# WORK INSTRUCTIONS:
Every entry needs to be printed exactly, please.

[Source data]
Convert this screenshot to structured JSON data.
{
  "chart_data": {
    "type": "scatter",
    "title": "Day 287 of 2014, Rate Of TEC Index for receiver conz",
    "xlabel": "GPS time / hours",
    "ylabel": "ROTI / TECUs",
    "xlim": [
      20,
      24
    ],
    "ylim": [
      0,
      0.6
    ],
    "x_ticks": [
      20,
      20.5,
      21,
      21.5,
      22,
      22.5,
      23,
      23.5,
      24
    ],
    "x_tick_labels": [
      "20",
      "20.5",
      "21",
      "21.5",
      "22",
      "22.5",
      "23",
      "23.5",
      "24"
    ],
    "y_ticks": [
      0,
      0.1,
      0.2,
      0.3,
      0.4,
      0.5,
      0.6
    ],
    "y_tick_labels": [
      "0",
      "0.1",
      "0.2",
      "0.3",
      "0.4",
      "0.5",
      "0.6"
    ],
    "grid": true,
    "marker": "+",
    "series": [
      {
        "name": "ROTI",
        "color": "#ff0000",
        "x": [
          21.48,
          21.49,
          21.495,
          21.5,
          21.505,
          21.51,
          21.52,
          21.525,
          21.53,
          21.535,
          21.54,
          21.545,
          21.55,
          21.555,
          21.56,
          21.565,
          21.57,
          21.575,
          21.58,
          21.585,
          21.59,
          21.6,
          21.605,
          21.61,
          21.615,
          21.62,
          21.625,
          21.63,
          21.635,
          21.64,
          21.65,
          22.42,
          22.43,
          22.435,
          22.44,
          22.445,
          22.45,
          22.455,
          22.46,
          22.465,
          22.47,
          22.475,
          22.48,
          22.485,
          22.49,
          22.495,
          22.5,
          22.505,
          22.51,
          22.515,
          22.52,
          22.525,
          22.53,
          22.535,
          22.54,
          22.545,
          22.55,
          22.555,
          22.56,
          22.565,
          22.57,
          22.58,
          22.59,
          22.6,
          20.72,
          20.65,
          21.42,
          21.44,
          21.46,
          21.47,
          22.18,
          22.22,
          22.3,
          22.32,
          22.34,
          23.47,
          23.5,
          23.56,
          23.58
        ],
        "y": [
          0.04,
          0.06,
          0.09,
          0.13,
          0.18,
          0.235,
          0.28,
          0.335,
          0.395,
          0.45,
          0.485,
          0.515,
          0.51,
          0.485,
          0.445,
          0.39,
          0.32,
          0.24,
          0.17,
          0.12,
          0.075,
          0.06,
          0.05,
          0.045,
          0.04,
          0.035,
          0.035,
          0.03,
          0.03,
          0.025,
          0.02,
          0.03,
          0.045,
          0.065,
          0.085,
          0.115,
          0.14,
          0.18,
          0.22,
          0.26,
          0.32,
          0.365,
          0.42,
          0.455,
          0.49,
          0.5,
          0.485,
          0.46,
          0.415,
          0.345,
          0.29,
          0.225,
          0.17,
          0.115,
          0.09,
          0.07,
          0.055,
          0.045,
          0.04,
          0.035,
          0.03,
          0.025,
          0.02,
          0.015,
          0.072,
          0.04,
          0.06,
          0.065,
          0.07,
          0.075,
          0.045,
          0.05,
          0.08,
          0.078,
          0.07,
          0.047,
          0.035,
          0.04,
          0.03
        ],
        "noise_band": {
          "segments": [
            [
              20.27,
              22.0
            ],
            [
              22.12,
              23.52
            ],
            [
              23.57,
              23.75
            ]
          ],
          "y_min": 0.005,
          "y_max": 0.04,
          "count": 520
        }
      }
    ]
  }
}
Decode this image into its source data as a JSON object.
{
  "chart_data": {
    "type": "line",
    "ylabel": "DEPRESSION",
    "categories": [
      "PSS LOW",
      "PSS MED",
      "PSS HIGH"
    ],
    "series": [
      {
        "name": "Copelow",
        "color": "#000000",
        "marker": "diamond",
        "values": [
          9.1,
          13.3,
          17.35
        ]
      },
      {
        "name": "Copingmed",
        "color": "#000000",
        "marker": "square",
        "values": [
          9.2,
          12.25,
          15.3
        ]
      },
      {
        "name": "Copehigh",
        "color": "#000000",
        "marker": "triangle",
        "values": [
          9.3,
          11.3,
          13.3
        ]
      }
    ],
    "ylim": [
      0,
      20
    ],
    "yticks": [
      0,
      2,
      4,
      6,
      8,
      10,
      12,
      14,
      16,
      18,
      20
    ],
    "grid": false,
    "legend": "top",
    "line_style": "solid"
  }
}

# IN RESPONSE:
Convert this screenshot to structured JSON data.
{
  "chart_data": {
    "type": "scatter",
    "title": "Day 287 of 2014, Rate Of TEC Index for receiver conz",
    "xlabel": "GPS time / hours",
    "ylabel": "ROTI / TECUs",
    "xlim": [
      20,
      24
    ],
    "ylim": [
      0,
      0.6
    ],
    "x_ticks": [
      20,
      20.5,
      21,
      21.5,
      22,
      22.5,
      23,
      23.5,
      24
    ],
    "x_tick_labels": [
      "20",
      "20.5",
      "21",
      "21.5",
      "22",
      "22.5",
      "23",
      "23.5",
      "24"
    ],
    "y_ticks": [
      0,
      0.1,
      0.2,
      0.3,
      0.4,
      0.5,
      0.6
    ],
    "y_tick_labels": [
      "0",
      "0.1",
      "0.2",
      "0.3",
      "0.4",
      "0.5",
      "0.6"
    ],
    "grid": true,
    "marker": "+",
    "series": [
      {
        "name": "ROTI",
        "color": "#ff0000",
        "x": [
          21.48,
          21.49,
          21.495,
          21.5,
          21.505,
          21.51,
          21.52,
          21.525,
          21.53,
          21.535,
          21.54,
          21.545,
          21.55,
          21.555,
          21.56,
          21.565,
          21.57,
          21.575,
          21.58,
          21.585,
          21.59,
          21.6,
          21.605,
          21.61,
          21.615,
          21.62,
          21.625,
          21.63,
          21.635,
          21.64,
          21.65,
          22.42,
          22.43,
          22.435,
          22.44,
          22.445,
          22.45,
          22.455,
          22.46,
          22.465,
          22.47,
          22.475,
          22.48,
          22.485,
          22.49,
          22.495,
          22.5,
          22.505,
          22.51,
          22.515,
          22.52,
          22.525,
          22.53,
          22.535,
          22.54,
          22.545,
          22.55,
          22.555,
          22.56,
          22.565,
          22.57,
          22.58,
          22.59,
          22.6,
          20.72,
          20.65,
          21.42,
          21.44,
          21.46,
          21.47,
          22.18,
          22.22,
          22.3,
          22.32,
          22.34,
          23.47,
          23.5,
          23.56,
          23.58
        ],
        "y": [
          0.04,
          0.06,
          0.09,
          0.13,
          0.18,
          0.235,
          0.28,
          0.335,
          0.395,
          0.45,
          0.485,
          0.515,
          0.51,
          0.485,
          0.445,
          0.39,
          0.32,
          0.24,
          0.17,
          0.12,
          0.075,
          0.06,
          0.05,
          0.045,
          0.04,
          0.035,
          0.035,
          0.03,
          0.03,
          0.025,
          0.02,
          0.03,
          0.045,
          0.065,
          0.085,
          0.115,
          0.14,
          0.18,
          0.22,
          0.26,
          0.32,
          0.365,
          0.42,
          0.455,
          0.49,
          0.5,
          0.485,
          0.46,
          0.415,
          0.345,
          0.29,
          0.225,
          0.17,
          0.115,
          0.09,
          0.07,
          0.055,
          0.045,
          0.04,
          0.035,
          0.03,
          0.025,
          0.02,
          0.015,
          0.072,
          0.04,
          0.06,
          0.065,
          0.07,
          0.075,
          0.045,
          0.05,
          0.08,
          0.078,
          0.07,
          0.047,
          0.035,
          0.04,
          0.03
        ],
        "noise_band": {
          "segments": [
            [
              20.27,
              22.0
            ],
            [
              22.12,
              23.52
            ],
            [
              23.57,
              23.75
            ]
          ],
          "y_min": 0.005,
          "y_max": 0.04,
          "count": 520
        }
      }
    ]
  }
}
Decode this image into its source data as a JSON object.
{
  "chart_data": {
    "type": "line",
    "ylabel": "DEPRESSION",
    "categories": [
      "PSS LOW",
      "PSS MED",
      "PSS HIGH"
    ],
    "series": [
      {
        "name": "Copelow",
        "color": "#000000",
        "marker": "diamond",
        "values": [
          9.1,
          13.3,
          17.35
        ]
      },
      {
        "name": "Copingmed",
        "color": "#000000",
        "marker": "square",
        "values": [
          9.2,
          12.25,
          15.3
        ]
      },
      {
        "name": "Copehigh",
        "color": "#000000",
        "marker": "triangle",
        "values": [
          9.3,
          11.3,
          13.3
        ]
      }
    ],
    "ylim": [
      0,
      20
    ],
    "yticks": [
      0,
      2,
      4,
      6,
      8,
      10,
      12,
      14,
      16,
      18,
      20
    ],
    "grid": false,
    "legend": "top",
    "line_style": "solid"
  }
}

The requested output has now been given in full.